# Task to carry out
Where a line contains the word "JSON", copy that line.

○ ○ ○ ○ ○

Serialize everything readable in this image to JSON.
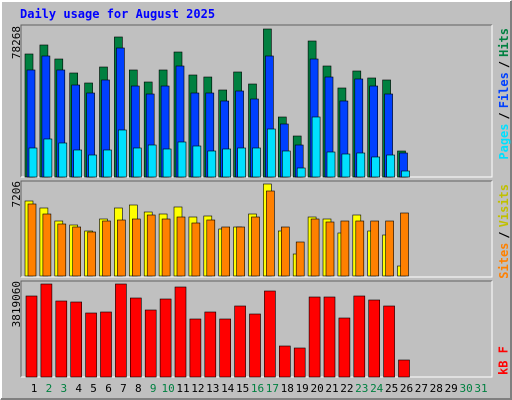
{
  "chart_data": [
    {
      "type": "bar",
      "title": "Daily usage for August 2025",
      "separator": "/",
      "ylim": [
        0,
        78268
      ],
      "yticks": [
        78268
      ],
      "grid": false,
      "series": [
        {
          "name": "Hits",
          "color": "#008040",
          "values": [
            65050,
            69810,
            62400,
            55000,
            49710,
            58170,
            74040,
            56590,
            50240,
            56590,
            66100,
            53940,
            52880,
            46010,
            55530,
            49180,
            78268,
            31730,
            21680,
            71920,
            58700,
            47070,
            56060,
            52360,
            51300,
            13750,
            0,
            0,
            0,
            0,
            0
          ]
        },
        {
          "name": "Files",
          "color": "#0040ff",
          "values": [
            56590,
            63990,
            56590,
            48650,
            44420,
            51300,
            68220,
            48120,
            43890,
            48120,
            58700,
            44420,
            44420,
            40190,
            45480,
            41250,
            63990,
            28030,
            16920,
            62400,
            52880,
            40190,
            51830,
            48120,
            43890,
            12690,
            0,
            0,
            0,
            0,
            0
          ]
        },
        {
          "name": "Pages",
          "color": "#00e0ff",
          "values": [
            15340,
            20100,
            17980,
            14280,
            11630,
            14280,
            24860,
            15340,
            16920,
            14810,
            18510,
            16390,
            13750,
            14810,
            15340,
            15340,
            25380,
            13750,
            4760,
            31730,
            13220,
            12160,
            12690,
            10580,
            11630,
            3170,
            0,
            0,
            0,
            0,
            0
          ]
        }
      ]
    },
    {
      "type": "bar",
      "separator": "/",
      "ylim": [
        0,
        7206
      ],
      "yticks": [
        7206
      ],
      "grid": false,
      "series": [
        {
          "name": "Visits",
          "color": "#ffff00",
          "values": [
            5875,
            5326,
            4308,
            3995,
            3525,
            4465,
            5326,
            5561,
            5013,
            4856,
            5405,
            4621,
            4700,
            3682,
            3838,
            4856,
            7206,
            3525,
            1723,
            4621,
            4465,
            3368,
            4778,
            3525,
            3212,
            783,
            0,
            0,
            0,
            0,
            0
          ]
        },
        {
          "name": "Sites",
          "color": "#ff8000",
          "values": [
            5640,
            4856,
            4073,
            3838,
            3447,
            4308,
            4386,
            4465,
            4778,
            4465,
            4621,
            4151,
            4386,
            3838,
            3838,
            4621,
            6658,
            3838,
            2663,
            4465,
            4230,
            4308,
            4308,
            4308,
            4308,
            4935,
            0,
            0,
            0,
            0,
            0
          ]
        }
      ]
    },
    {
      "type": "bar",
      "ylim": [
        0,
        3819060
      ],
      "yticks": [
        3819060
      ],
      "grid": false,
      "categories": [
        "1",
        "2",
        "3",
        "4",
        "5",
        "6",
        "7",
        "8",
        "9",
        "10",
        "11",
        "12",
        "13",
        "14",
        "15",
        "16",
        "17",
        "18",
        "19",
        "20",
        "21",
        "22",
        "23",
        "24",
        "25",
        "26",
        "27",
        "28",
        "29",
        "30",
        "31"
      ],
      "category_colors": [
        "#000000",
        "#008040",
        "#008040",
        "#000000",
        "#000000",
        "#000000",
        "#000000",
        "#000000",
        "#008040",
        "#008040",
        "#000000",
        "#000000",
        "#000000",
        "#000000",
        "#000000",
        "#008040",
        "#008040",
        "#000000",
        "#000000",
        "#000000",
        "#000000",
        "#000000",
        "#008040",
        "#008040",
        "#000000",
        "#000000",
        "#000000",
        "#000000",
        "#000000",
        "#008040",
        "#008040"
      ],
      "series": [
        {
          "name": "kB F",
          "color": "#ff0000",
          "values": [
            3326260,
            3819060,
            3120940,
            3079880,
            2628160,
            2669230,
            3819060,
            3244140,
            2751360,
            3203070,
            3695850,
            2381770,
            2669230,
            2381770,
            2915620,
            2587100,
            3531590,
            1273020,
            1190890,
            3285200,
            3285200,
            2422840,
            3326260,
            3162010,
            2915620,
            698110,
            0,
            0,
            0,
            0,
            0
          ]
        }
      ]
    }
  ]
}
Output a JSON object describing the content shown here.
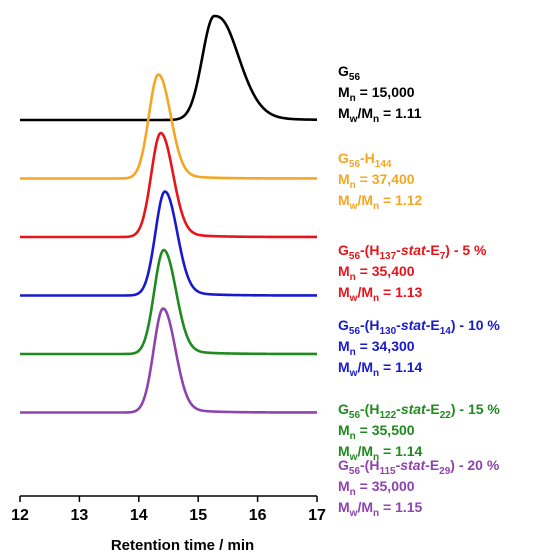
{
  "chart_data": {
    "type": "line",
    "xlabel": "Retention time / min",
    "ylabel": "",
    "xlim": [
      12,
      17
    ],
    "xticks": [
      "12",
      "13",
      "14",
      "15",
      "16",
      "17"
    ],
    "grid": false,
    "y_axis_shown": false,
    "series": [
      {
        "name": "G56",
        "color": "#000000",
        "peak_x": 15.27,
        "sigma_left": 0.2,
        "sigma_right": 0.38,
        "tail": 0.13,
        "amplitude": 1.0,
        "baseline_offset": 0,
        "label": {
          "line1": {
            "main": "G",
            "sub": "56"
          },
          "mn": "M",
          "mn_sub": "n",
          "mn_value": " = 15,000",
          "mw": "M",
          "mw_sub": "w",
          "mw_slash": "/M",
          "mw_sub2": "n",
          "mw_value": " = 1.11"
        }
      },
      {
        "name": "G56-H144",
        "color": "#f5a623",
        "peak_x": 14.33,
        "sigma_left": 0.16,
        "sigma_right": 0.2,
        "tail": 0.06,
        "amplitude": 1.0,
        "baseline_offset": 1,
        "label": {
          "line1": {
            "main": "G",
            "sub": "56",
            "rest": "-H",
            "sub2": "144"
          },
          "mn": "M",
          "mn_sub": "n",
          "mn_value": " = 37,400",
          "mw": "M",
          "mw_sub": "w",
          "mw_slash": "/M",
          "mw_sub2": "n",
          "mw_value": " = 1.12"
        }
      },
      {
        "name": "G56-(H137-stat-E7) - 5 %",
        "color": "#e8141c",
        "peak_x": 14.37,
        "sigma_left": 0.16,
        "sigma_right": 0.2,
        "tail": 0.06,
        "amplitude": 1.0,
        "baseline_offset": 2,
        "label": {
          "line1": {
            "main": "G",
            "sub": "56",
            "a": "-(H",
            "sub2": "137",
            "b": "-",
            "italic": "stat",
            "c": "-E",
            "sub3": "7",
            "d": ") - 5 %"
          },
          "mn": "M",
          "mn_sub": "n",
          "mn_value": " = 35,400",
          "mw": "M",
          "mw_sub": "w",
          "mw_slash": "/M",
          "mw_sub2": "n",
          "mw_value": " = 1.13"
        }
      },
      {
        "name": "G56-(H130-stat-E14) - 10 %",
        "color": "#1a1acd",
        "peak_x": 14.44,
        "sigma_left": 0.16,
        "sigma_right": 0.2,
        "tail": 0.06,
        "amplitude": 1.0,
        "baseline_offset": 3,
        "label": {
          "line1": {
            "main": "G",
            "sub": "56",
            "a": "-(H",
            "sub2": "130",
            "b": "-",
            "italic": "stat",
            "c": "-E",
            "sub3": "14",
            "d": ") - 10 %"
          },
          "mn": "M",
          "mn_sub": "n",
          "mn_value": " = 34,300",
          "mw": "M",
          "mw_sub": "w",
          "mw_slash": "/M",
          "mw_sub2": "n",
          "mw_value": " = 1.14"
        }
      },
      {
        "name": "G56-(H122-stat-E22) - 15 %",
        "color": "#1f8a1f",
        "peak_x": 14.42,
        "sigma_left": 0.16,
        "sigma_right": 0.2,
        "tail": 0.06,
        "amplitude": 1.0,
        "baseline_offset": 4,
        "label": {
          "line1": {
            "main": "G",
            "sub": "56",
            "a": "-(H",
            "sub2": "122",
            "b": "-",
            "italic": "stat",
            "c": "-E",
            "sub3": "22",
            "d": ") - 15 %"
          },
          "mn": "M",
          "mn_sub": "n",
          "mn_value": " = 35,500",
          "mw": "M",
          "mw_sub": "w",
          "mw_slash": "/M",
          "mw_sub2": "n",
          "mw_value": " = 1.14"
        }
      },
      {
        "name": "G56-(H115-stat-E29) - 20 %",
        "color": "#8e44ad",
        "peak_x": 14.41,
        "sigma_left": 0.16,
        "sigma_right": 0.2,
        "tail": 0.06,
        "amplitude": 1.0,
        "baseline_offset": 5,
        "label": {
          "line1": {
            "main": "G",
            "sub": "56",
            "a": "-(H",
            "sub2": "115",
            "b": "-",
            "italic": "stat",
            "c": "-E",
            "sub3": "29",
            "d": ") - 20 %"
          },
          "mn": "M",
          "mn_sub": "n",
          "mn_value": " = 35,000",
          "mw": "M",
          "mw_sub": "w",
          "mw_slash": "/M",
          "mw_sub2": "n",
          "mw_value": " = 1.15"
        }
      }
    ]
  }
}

○ ○ ○ ○ ○

# Solution for this task
Serialize everything readable in this image to JSON.
Output a JSON object describing the content shown here.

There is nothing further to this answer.